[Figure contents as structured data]

+===+

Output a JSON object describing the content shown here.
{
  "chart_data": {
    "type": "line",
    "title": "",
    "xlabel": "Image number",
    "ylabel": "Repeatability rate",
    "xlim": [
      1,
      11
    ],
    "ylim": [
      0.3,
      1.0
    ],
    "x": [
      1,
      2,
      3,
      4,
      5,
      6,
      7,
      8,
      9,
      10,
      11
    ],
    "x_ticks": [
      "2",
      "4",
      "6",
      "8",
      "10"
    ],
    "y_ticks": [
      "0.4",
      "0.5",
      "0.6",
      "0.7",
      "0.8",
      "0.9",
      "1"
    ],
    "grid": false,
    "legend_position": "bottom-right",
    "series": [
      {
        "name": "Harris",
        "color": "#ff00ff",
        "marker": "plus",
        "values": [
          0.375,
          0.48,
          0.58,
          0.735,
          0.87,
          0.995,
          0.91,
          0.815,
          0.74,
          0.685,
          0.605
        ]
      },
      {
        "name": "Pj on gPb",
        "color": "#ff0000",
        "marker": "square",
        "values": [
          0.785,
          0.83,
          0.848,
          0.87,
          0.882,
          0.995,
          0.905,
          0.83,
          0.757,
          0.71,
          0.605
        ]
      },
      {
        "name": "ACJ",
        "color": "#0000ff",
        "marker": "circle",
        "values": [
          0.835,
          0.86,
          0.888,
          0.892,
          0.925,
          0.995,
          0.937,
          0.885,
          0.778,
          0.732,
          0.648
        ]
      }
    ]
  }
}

+===+

■ EXERCISE DESCRIPTION: What is the number of lines that hold the string "color"? Give it alone.

■ THE RESPONSE: 3